WHAT IS EXPECTED →
Scan the material that follows. Copy every line containing the word "МЕЖГОСУДАРСТВЕННЫЙ".

(Data entries)
........
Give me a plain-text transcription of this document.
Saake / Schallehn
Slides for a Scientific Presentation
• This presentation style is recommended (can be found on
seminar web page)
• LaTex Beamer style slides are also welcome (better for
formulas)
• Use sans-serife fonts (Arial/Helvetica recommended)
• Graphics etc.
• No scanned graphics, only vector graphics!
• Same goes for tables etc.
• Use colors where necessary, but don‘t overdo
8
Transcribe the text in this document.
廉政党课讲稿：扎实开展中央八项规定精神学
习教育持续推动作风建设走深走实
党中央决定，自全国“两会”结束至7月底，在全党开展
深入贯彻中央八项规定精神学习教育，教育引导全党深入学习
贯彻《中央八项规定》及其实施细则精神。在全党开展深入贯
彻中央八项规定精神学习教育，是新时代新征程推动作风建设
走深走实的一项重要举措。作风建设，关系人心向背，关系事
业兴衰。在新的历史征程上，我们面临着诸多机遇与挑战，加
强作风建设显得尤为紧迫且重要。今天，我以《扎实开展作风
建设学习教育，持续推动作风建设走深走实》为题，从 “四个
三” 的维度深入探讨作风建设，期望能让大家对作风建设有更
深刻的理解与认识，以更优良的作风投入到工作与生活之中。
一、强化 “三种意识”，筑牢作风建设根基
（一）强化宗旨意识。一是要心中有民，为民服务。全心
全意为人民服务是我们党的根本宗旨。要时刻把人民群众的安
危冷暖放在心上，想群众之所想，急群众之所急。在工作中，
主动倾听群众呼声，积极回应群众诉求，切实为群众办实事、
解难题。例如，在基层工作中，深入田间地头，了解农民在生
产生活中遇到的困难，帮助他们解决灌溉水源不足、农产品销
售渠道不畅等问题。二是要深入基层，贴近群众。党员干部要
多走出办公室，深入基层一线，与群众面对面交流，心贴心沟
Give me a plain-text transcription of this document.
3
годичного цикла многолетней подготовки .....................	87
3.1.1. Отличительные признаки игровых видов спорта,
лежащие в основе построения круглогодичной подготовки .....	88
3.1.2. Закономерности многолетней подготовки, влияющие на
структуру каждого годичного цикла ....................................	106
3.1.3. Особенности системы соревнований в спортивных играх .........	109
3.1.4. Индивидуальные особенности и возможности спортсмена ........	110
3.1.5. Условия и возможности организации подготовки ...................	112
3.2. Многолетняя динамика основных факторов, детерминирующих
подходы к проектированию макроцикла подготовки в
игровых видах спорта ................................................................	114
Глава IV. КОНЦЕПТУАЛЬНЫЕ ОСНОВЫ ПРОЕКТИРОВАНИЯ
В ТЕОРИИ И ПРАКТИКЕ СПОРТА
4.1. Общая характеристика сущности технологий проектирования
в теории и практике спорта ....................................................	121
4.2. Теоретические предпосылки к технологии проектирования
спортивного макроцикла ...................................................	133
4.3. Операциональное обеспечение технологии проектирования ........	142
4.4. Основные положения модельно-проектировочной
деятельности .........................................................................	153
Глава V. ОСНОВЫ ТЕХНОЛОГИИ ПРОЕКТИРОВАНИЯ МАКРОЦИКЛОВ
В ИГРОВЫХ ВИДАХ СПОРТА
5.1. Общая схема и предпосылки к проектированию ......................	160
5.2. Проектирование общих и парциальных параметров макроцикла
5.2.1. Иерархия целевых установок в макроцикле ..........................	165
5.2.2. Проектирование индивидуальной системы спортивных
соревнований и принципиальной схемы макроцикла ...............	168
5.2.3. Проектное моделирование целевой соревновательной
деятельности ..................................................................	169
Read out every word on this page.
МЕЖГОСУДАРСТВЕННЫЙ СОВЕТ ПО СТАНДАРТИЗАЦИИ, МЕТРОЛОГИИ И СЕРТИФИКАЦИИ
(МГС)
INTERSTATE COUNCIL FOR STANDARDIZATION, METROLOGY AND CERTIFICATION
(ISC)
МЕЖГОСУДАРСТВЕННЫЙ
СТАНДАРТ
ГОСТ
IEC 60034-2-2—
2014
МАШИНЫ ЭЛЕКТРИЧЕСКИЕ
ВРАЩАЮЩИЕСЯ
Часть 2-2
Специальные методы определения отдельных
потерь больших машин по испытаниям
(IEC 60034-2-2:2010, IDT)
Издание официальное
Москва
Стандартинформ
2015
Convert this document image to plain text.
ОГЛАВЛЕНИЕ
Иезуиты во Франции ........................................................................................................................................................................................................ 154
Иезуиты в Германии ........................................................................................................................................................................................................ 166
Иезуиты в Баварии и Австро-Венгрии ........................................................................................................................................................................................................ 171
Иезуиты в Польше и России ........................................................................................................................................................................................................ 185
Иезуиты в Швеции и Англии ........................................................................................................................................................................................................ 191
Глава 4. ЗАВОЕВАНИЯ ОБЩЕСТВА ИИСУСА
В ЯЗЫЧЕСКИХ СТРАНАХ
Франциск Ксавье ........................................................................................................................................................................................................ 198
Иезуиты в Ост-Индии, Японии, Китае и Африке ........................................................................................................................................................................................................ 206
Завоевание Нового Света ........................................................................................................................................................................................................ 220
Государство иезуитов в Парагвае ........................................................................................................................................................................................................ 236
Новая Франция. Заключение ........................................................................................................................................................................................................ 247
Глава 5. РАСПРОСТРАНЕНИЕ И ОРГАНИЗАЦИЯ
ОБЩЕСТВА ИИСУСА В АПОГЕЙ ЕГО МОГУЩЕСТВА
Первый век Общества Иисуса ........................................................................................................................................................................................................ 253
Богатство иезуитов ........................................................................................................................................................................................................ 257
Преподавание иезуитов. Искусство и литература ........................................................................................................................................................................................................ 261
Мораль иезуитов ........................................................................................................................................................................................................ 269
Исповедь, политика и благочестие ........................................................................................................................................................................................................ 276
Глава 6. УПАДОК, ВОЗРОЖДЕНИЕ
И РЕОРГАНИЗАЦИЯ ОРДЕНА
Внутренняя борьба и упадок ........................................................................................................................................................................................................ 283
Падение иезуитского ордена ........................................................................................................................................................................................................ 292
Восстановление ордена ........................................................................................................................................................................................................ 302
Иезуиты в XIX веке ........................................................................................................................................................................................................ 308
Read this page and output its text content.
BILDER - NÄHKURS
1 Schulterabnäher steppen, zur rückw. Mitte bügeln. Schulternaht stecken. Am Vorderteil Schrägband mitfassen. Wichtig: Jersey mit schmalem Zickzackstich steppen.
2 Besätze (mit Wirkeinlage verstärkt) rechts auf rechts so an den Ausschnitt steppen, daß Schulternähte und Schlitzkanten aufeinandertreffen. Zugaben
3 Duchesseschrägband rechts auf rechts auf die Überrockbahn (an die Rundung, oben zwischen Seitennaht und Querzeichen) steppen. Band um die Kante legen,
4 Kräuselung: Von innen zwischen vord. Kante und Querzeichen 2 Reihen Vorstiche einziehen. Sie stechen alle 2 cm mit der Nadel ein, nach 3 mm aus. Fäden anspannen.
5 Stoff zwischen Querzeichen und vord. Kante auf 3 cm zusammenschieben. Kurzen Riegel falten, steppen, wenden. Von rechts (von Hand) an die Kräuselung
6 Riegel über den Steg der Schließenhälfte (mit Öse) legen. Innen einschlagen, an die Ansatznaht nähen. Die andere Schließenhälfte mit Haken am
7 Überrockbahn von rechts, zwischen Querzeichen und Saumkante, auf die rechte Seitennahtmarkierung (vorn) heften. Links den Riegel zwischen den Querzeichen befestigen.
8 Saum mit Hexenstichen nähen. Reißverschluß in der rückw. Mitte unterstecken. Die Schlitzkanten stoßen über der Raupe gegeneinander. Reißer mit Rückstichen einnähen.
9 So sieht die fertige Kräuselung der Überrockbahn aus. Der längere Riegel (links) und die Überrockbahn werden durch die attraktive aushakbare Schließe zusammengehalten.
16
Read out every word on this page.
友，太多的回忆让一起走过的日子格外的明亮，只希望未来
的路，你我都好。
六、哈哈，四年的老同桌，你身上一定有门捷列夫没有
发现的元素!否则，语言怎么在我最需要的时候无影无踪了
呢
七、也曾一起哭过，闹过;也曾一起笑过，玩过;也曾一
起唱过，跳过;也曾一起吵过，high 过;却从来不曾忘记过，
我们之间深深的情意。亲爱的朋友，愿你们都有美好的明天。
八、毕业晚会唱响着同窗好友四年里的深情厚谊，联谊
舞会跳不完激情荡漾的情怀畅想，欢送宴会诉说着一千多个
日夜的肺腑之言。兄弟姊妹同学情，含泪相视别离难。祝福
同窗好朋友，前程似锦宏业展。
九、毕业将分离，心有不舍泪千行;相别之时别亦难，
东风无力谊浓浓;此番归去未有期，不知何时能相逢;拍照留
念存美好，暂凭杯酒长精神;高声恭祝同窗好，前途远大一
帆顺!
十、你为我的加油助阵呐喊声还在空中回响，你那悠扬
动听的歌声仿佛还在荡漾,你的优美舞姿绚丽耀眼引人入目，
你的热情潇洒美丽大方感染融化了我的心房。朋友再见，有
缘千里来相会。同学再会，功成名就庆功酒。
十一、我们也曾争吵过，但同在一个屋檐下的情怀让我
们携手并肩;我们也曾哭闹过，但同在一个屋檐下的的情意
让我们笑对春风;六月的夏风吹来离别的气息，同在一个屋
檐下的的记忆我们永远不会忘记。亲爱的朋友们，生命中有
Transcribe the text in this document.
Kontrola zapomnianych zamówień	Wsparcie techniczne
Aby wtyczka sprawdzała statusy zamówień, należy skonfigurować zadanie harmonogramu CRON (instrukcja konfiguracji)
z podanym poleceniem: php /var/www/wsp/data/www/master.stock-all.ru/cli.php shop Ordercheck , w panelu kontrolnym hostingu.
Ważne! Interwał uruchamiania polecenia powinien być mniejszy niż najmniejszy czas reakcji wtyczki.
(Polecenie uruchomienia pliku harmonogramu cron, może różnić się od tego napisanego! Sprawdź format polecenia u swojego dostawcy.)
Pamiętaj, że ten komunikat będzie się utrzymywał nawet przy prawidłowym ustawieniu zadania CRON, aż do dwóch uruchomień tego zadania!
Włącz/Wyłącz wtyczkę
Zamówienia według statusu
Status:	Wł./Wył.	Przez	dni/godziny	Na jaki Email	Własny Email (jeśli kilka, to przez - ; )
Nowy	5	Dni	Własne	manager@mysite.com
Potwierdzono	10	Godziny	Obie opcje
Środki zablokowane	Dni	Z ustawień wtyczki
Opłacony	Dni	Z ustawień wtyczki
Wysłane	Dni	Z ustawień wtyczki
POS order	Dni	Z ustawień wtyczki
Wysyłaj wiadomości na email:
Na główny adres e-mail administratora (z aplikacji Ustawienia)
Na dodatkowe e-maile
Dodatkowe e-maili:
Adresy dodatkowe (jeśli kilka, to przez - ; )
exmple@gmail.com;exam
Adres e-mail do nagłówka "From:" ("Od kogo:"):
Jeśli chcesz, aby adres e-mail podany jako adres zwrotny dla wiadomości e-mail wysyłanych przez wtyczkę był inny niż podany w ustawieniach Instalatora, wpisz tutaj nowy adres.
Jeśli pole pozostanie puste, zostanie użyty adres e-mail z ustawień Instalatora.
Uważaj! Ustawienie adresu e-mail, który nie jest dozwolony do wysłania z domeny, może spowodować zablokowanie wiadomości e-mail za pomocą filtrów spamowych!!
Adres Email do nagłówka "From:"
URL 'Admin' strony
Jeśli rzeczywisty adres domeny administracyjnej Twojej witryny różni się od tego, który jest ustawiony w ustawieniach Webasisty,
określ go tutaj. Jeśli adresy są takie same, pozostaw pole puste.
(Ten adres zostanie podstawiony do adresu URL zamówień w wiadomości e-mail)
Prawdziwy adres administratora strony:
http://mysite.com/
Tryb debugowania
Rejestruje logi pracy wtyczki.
........
OUTPUT FOR THIS TASK →
МЕЖГОСУДАРСТВЕННЫЙ СОВЕТ ПО СТАНДАРТИЗАЦИИ, МЕТРОЛОГИИ И СЕРТИФИКАЦИИ
МЕЖГОСУДАРСТВЕННЫЙ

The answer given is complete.